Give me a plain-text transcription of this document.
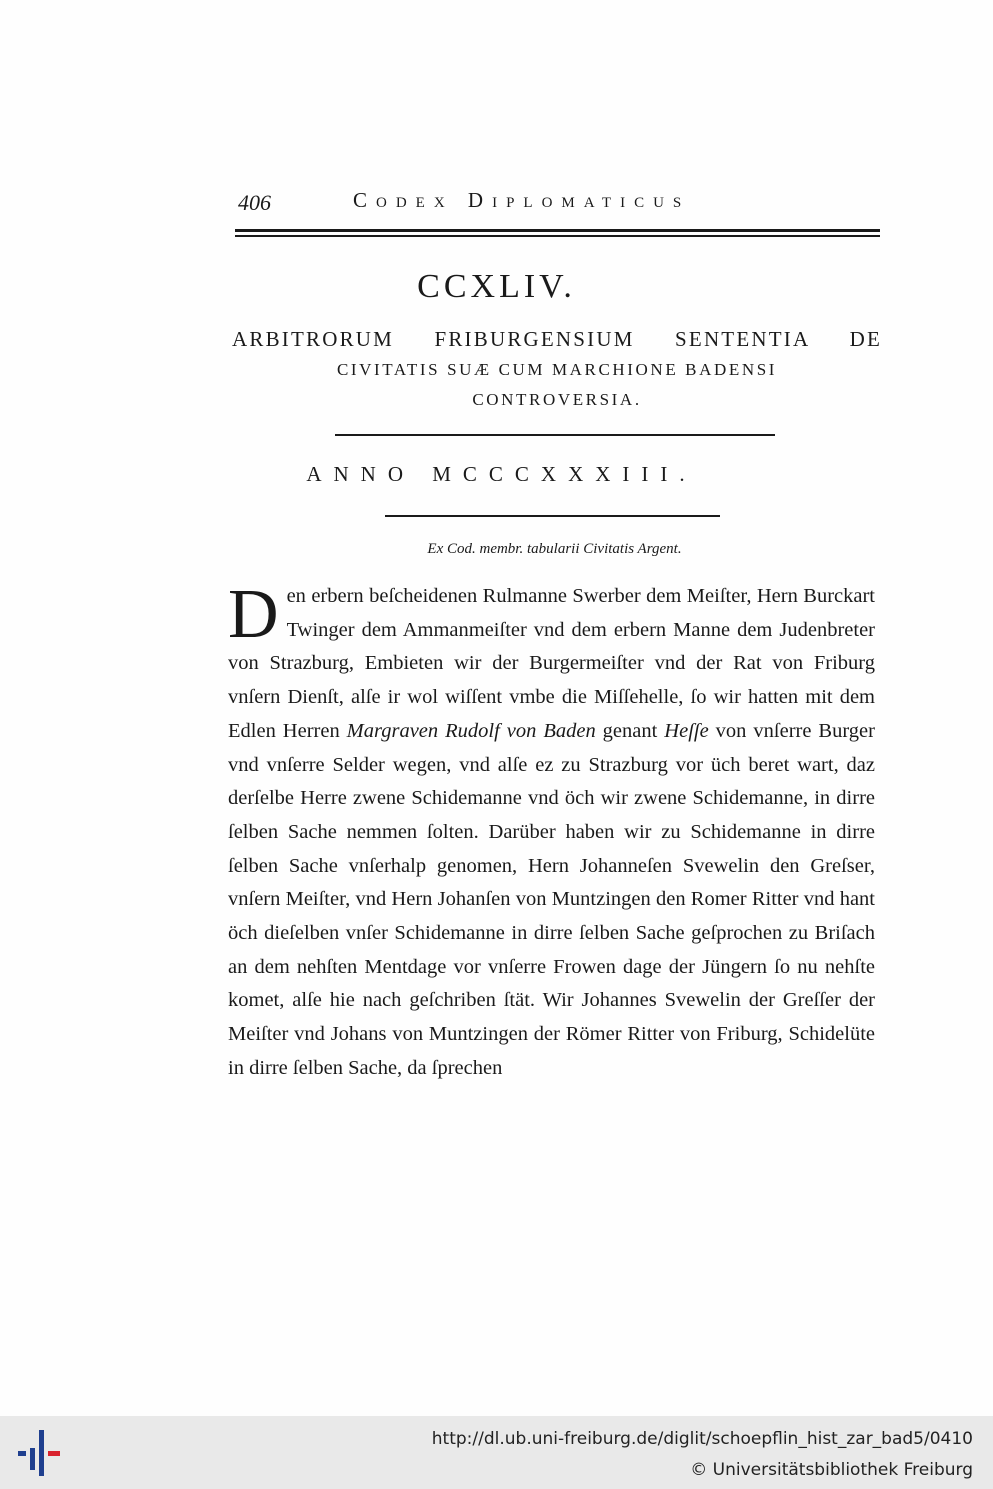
406	Codex Diplomaticus
CCXLIV.
ARBITRORUM FRIBURGENSIUM SENTENTIA DE
CIVITATIS SUÆ CUM MARCHIONE BADENSI
CONTROVERSIA.
ANNO MCCCXXXIII.
Ex Cod. membr. tabularii Civitatis Argent.
Den erbern beſcheidenen Rulmanne Swerber dem Meiſter, Hern Burckart Twinger dem Ammanmeiſter vnd dem erbern Manne dem Judenbreter von Strazburg, Embieten wir der Burgermeiſter vnd der Rat von Friburg vnſern Dienſt, alſe ir wol wiſſent vmbe die Miſſehelle, ſo wir hatten mit dem Edlen Herren Margraven Rudolf von Baden genant Heſſe von vnſerre Burger vnd vnſerre Selder wegen, vnd alſe ez zu Strazburg vor üch beret wart, daz derſelbe Herre zwene Schidemanne vnd öch wir zwene Schidemanne, in dirre ſelben Sache nemmen ſolten. Darüber haben wir zu Schidemanne in dirre ſelben Sache vnſerhalp genomen, Hern Johanneſen Svewelin den Greſser, vnſern Meiſter, vnd Hern Johanſen von Muntzingen den Romer Ritter vnd hant öch dieſelben vnſer Schidemanne in dirre ſelben Sache geſprochen zu Briſach an dem nehſten Mentdage vor vnſerre Frowen dage der Jüngern ſo nu nehſte komet, alſe hie nach geſchriben ſtät. Wir Johannes Svewelin der Greſſer der Meiſter vnd Johans von Muntzingen der Römer Ritter von Friburg, Schidelüte in dirre ſelben Sache, da ſprechen
http://dl.ub.uni-freiburg.de/diglit/schoepflin_hist_zar_bad5/0410
© Universitätsbibliothek Freiburg
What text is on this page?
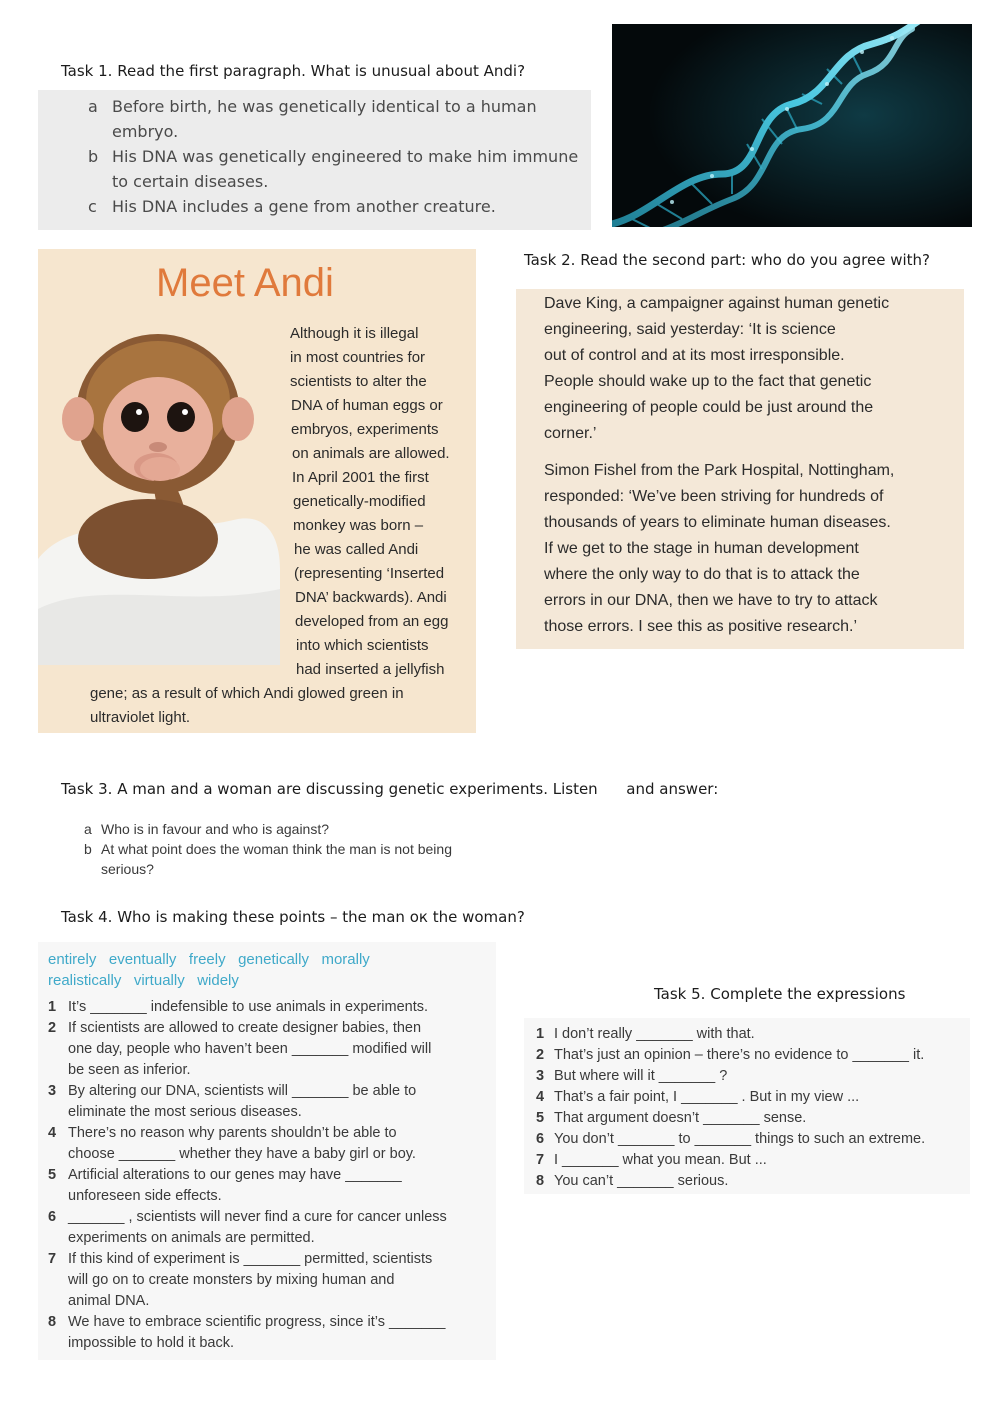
Task 1. Read the first paragraph. What is unusual about Andi?
a Before birth, he was genetically identical to a human
embryo.
b His DNA was genetically engineered to make him immune
to certain diseases.
c His DNA includes a gene from another creature.
Meet Andi
Although it is illegal
in most countries for
scientists to alter the
DNA of human eggs or
embryos, experiments
on animals are allowed.
In April 2001 the first
genetically-modified
monkey was born –
he was called Andi
(representing ‘Inserted
DNA’ backwards). Andi
developed from an egg
into which scientists
had inserted a jellyfish
gene; as a result of which Andi glowed green in
ultraviolet light.
Task 2. Read the second part: who do you agree with?
Dave King, a campaigner against human genetic
engineering, said yesterday: ‘It is science
out of control and at its most irresponsible.
People should wake up to the fact that genetic
engineering of people could be just around the
corner.’
Simon Fishel from the Park Hospital, Nottingham,
responded: ‘We’ve been striving for hundreds of
thousands of years to eliminate human diseases.
If we get to the stage in human development
where the only way to do that is to attack the
errors in our DNA, then we have to try to attack
those errors. I see this as positive research.’
Task 3. A man and a woman are discussing genetic experiments. Listen      and answer:
a Who is in favour and who is against?
b At what point does the woman think the man is not being
serious?
Task 4. Who is making these points – the man oк the woman?
entirely   eventually   freely   genetically   morally
realistically   virtually   widely
1 It’s _______ indefensible to use animals in experiments.
2 If scientists are allowed to create designer babies, then
one day, people who haven’t been _______ modified will
be seen as inferior.
3 By altering our DNA, scientists will _______ be able to
eliminate the most serious diseases.
4 There’s no reason why parents shouldn’t be able to
choose _______ whether they have a baby girl or boy.
5 Artificial alterations to our genes may have _______
unforeseen side effects.
6 _______ , scientists will never find a cure for cancer unless
experiments on animals are permitted.
7 If this kind of experiment is _______ permitted, scientists
will go on to create monsters by mixing human and
animal DNA.
8 We have to embrace scientific progress, since it’s _______
impossible to hold it back.
Task 5. Complete the expressions
1 I don’t really _______ with that.
2 That’s just an opinion – there’s no evidence to _______ it.
3 But where will it _______ ?
4 That’s a fair point, I _______ . But in my view ...
5 That argument doesn’t _______ sense.
6 You don’t _______ to _______ things to such an extreme.
7 I _______ what you mean. But ...
8 You can’t _______ serious.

──────

(Aim of the task) Reproduce every line above exactly as written, omitting the images.

(Written reply)
Give me a plain-text transcription of this document.
406	Codex Diplomaticus
CCXLIV.
ARBITRORUM FRIBURGENSIUM SENTENTIA DE
CIVITATIS SUÆ CUM MARCHIONE BADENSI
CONTROVERSIA.
ANNO MCCCXXXIII.
Ex Cod. membr. tabularii Civitatis Argent.
Den erbern beſcheidenen Rulmanne Swerber dem Meiſter, Hern Burckart Twinger dem Ammanmeiſter vnd dem erbern Manne dem Judenbreter von Strazburg, Embieten wir der Burgermeiſter vnd der Rat von Friburg vnſern Dienſt, alſe ir wol wiſſent vmbe die Miſſehelle, ſo wir hatten mit dem Edlen Herren Margraven Rudolf von Baden genant Heſſe von vnſerre Burger vnd vnſerre Selder wegen, vnd alſe ez zu Strazburg vor üch beret wart, daz derſelbe Herre zwene Schidemanne vnd öch wir zwene Schidemanne, in dirre ſelben Sache nemmen ſolten. Darüber haben wir zu Schidemanne in dirre ſelben Sache vnſerhalp genomen, Hern Johanneſen Svewelin den Greſser, vnſern Meiſter, vnd Hern Johanſen von Muntzingen den Romer Ritter vnd hant öch dieſelben vnſer Schidemanne in dirre ſelben Sache geſprochen zu Briſach an dem nehſten Mentdage vor vnſerre Frowen dage der Jüngern ſo nu nehſte komet, alſe hie nach geſchriben ſtät. Wir Johannes Svewelin der Greſſer der Meiſter vnd Johans von Muntzingen der Römer Ritter von Friburg, Schidelüte in dirre ſelben Sache, da ſprechen
http://dl.ub.uni-freiburg.de/diglit/schoepflin_hist_zar_bad5/0410
© Universitätsbibliothek Freiburg
What text is on this page?
Task 1. Read the first paragraph. What is unusual about Andi?
a Before birth, he was genetically identical to a human
embryo.
b His DNA was genetically engineered to make him immune
to certain diseases.
c His DNA includes a gene from another creature.
Meet Andi
Although it is illegal
in most countries for
scientists to alter the
DNA of human eggs or
embryos, experiments
on animals are allowed.
In April 2001 the first
genetically-modified
monkey was born –
he was called Andi
(representing ‘Inserted
DNA’ backwards). Andi
developed from an egg
into which scientists
had inserted a jellyfish
gene; as a result of which Andi glowed green in
ultraviolet light.
Task 2. Read the second part: who do you agree with?
Dave King, a campaigner against human genetic
engineering, said yesterday: ‘It is science
out of control and at its most irresponsible.
People should wake up to the fact that genetic
engineering of people could be just around the
corner.’
Simon Fishel from the Park Hospital, Nottingham,
responded: ‘We’ve been striving for hundreds of
thousands of years to eliminate human diseases.
If we get to the stage in human development
where the only way to do that is to attack the
errors in our DNA, then we have to try to attack
those errors. I see this as positive research.’
Task 3. A man and a woman are discussing genetic experiments. Listen      and answer:
a Who is in favour and who is against?
b At what point does the woman think the man is not being
serious?
Task 4. Who is making these points – the man oк the woman?
entirely   eventually   freely   genetically   morally
realistically   virtually   widely
1 It’s _______ indefensible to use animals in experiments.
2 If scientists are allowed to create designer babies, then
one day, people who haven’t been _______ modified will
be seen as inferior.
3 By altering our DNA, scientists will _______ be able to
eliminate the most serious diseases.
4 There’s no reason why parents shouldn’t be able to
choose _______ whether they have a baby girl or boy.
5 Artificial alterations to our genes may have _______
unforeseen side effects.
6 _______ , scientists will never find a cure for cancer unless
experiments on animals are permitted.
7 If this kind of experiment is _______ permitted, scientists
will go on to create monsters by mixing human and
animal DNA.
8 We have to embrace scientific progress, since it’s _______
impossible to hold it back.
Task 5. Complete the expressions
1 I don’t really _______ with that.
2 That’s just an opinion – there’s no evidence to _______ it.
3 But where will it _______ ?
4 That’s a fair point, I _______ . But in my view ...
5 That argument doesn’t _______ sense.
6 You don’t _______ to _______ things to such an extreme.
7 I _______ what you mean. But ...
8 You can’t _______ serious.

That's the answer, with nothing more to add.